Work to do
Track down the lines that contain "text" and copy them.

Data shown

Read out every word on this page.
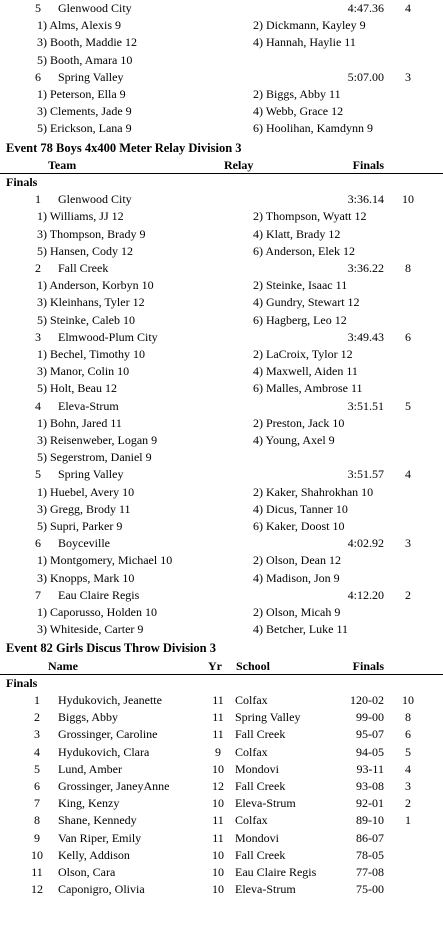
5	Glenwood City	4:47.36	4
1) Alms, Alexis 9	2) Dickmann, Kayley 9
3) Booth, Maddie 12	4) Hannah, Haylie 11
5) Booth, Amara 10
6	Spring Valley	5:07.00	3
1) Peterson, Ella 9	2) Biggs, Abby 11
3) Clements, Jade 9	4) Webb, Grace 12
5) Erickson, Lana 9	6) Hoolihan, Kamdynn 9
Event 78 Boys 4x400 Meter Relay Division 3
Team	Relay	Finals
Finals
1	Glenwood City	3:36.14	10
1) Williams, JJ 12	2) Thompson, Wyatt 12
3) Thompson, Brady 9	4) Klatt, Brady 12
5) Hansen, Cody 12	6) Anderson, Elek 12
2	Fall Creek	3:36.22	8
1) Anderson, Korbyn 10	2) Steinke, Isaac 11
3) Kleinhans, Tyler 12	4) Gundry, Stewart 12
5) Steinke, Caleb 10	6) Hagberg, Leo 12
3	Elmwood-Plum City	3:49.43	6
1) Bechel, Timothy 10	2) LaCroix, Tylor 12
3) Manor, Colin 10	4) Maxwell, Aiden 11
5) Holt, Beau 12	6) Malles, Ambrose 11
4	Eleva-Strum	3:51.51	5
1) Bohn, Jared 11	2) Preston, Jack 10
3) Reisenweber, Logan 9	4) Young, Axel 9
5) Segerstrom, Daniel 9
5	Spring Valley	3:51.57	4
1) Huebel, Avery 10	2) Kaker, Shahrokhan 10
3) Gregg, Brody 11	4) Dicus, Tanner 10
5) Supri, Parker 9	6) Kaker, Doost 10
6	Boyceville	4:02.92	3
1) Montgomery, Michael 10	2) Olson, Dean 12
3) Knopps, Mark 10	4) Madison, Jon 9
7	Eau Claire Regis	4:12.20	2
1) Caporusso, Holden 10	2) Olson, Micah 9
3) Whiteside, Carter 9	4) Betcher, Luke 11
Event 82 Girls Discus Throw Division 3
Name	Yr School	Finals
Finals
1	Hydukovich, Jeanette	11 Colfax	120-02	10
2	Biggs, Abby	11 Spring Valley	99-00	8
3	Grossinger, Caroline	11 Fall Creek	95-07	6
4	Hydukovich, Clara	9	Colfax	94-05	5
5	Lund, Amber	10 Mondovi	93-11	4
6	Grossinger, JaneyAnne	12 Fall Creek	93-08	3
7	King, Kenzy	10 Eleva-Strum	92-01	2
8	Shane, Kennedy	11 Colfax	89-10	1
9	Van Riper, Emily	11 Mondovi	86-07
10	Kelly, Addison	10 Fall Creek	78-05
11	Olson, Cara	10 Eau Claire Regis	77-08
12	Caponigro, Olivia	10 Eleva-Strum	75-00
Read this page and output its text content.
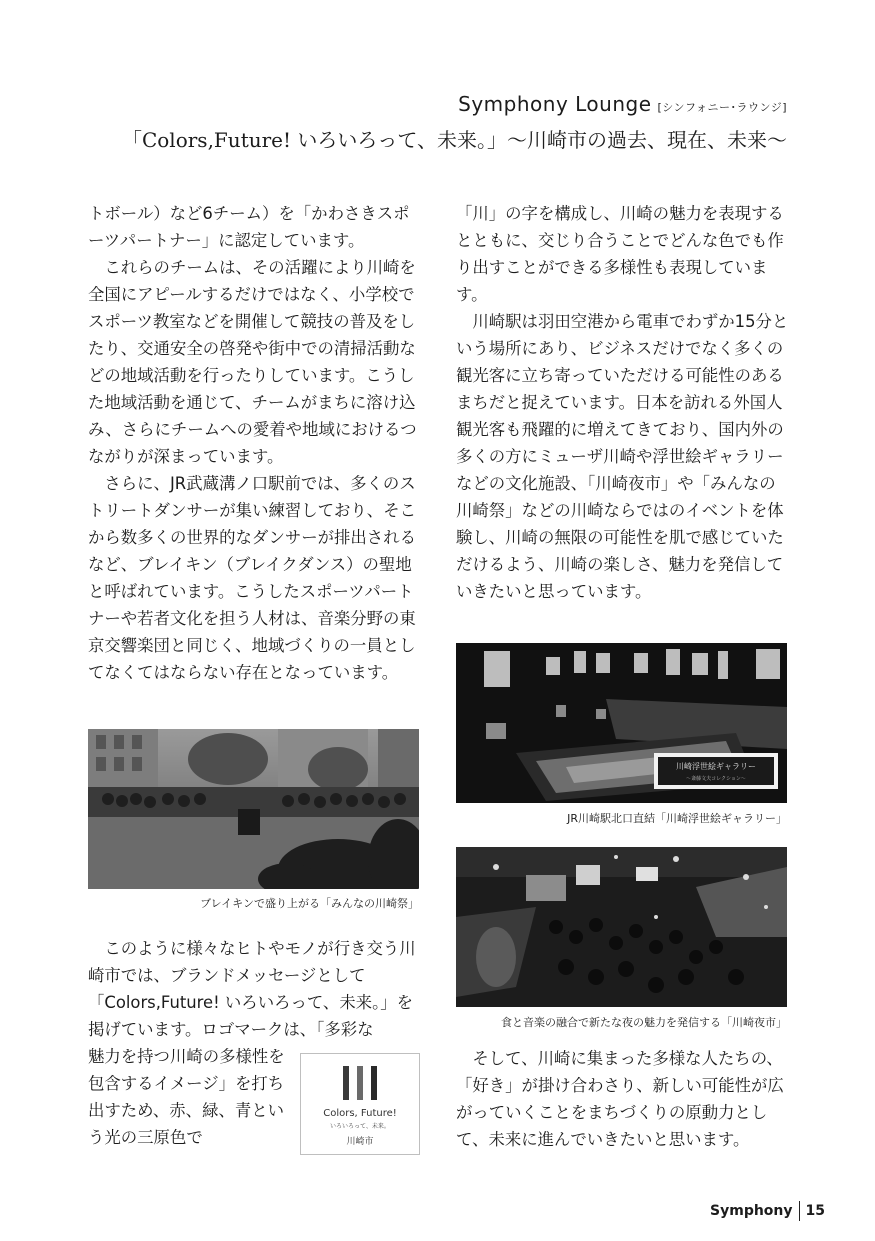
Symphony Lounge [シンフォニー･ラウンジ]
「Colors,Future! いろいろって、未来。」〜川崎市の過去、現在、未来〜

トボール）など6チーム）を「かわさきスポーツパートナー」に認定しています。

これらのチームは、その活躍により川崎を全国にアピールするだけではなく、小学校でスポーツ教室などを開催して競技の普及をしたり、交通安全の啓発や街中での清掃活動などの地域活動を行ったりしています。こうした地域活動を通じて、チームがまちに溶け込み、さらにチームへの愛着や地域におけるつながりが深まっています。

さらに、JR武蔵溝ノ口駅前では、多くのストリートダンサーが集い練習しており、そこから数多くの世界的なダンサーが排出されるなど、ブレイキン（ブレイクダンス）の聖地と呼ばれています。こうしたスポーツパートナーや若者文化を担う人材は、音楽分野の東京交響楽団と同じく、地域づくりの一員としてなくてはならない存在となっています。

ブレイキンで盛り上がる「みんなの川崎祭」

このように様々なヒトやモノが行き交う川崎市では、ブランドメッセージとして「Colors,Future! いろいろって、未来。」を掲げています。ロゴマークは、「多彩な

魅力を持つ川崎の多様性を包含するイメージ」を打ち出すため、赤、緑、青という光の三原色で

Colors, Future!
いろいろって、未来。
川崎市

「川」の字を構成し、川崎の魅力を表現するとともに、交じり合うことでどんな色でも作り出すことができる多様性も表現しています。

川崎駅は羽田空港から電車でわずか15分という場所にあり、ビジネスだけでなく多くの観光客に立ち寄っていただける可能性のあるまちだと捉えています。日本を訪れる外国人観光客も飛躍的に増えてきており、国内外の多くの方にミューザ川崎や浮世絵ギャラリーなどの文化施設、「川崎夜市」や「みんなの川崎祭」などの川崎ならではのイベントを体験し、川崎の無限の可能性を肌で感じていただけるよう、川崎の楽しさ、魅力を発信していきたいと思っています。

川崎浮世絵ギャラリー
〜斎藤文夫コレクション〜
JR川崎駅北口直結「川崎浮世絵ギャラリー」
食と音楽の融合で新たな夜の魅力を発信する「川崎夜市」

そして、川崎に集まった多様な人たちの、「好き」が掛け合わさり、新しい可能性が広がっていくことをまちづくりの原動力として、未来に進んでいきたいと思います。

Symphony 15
--
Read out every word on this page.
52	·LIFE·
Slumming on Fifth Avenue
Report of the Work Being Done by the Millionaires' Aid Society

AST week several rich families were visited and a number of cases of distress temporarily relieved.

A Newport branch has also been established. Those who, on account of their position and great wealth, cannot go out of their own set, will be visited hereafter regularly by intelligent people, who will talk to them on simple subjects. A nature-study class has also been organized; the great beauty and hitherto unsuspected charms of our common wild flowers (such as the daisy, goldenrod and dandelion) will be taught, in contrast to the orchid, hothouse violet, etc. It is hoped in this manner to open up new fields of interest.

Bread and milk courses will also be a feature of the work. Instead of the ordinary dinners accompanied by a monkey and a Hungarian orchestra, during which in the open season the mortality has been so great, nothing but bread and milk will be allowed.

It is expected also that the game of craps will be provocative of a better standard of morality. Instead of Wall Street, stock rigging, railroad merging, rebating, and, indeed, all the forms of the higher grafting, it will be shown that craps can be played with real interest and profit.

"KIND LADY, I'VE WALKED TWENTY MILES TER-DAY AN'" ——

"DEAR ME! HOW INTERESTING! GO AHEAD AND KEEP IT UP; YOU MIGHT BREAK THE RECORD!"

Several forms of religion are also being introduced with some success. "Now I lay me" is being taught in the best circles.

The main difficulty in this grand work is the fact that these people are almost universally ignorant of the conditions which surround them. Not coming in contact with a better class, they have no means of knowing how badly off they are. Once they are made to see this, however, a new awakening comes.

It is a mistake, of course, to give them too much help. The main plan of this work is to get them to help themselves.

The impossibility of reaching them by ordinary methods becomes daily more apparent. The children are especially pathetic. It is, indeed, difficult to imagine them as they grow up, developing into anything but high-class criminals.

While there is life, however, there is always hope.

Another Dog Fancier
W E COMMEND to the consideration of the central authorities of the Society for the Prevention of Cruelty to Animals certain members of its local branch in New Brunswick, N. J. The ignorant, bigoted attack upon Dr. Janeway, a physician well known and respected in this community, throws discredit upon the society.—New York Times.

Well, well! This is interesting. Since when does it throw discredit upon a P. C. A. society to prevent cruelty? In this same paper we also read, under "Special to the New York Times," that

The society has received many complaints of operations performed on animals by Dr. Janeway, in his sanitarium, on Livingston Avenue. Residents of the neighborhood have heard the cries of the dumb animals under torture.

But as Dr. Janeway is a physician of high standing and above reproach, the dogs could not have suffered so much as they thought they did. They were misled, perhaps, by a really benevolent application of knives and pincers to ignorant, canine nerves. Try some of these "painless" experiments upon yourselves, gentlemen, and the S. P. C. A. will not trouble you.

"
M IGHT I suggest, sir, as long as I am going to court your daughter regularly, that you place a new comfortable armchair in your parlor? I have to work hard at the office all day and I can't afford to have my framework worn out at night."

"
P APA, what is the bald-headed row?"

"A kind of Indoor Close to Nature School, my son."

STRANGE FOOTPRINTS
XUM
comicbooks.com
...
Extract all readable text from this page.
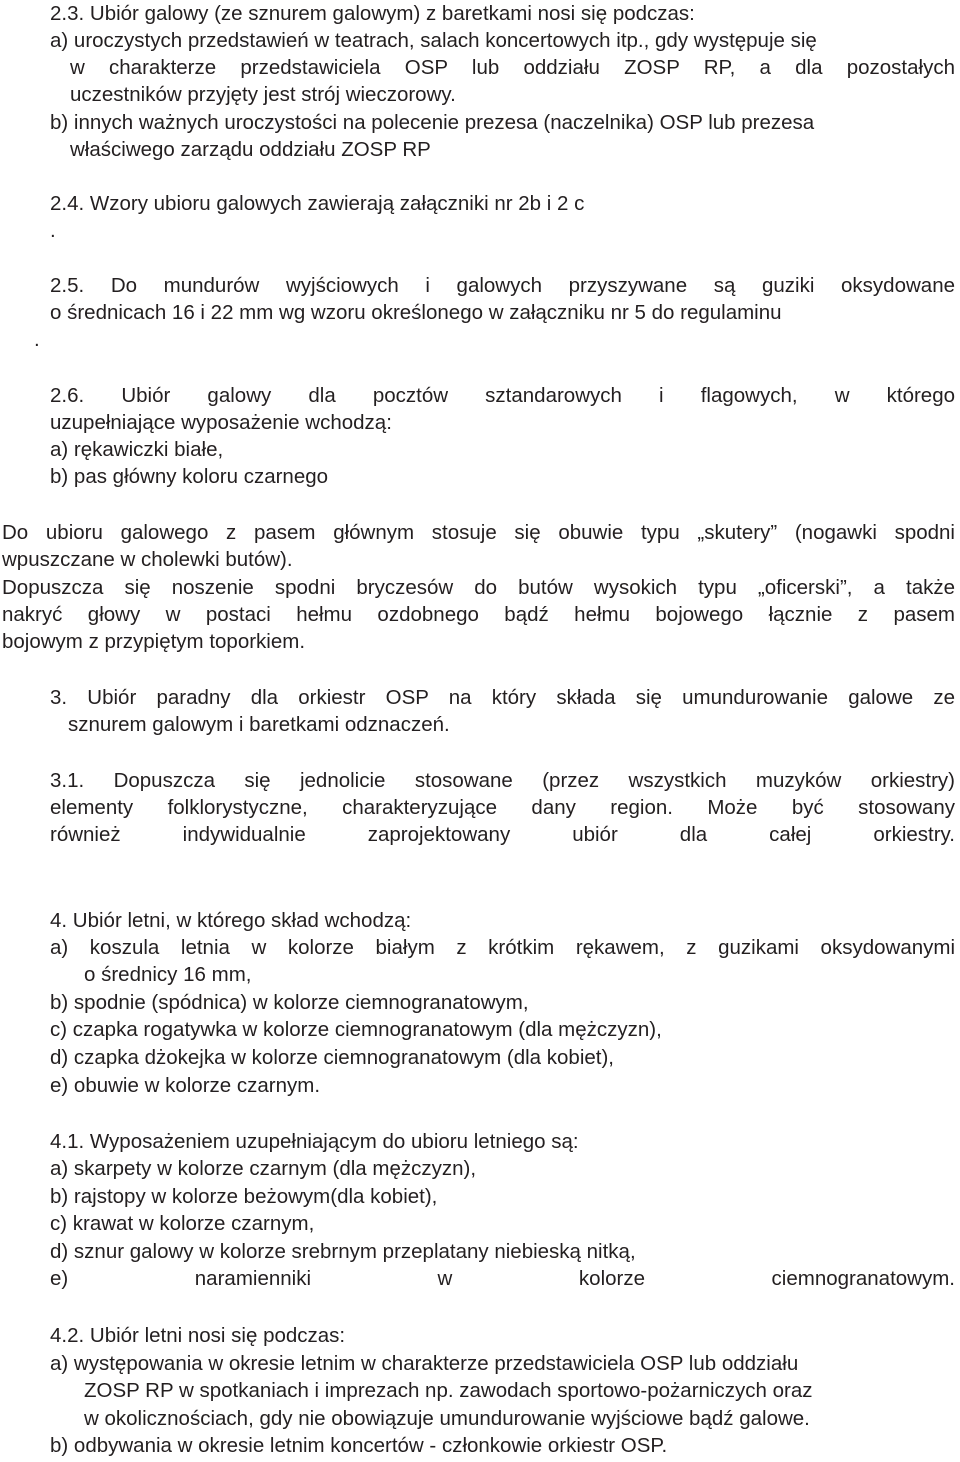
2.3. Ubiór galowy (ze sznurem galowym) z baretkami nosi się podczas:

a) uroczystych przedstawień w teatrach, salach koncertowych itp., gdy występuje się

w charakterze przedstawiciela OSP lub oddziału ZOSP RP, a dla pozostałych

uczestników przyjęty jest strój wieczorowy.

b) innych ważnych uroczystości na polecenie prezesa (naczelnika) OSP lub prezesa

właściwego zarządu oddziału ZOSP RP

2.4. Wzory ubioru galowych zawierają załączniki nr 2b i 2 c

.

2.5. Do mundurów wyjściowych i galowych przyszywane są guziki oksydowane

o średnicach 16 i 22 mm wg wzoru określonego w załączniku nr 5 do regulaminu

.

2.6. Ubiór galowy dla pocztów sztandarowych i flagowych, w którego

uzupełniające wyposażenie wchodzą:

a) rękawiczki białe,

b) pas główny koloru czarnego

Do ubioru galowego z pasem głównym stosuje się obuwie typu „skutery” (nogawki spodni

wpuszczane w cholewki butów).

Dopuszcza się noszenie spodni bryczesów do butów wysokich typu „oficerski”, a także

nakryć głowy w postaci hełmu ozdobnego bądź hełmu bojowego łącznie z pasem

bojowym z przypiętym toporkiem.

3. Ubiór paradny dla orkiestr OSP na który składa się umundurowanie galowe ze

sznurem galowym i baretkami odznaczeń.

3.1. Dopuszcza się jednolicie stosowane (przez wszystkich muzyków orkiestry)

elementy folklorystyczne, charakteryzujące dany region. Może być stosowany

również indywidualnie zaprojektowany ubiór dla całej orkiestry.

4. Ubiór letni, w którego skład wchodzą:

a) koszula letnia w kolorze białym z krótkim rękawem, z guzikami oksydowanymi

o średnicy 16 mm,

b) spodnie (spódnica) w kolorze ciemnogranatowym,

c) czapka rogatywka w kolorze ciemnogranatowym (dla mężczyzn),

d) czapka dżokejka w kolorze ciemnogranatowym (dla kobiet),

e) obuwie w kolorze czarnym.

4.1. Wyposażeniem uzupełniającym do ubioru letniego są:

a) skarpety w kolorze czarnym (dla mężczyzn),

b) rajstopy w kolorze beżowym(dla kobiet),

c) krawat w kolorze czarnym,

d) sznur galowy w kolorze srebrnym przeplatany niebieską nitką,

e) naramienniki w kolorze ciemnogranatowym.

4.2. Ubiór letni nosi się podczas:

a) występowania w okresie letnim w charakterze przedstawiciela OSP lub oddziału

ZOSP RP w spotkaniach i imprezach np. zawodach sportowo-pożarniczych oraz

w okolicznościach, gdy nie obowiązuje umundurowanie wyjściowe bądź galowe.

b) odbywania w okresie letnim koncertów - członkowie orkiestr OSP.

The completed task
Read this page and output its text content.
Extract all readable text from this page.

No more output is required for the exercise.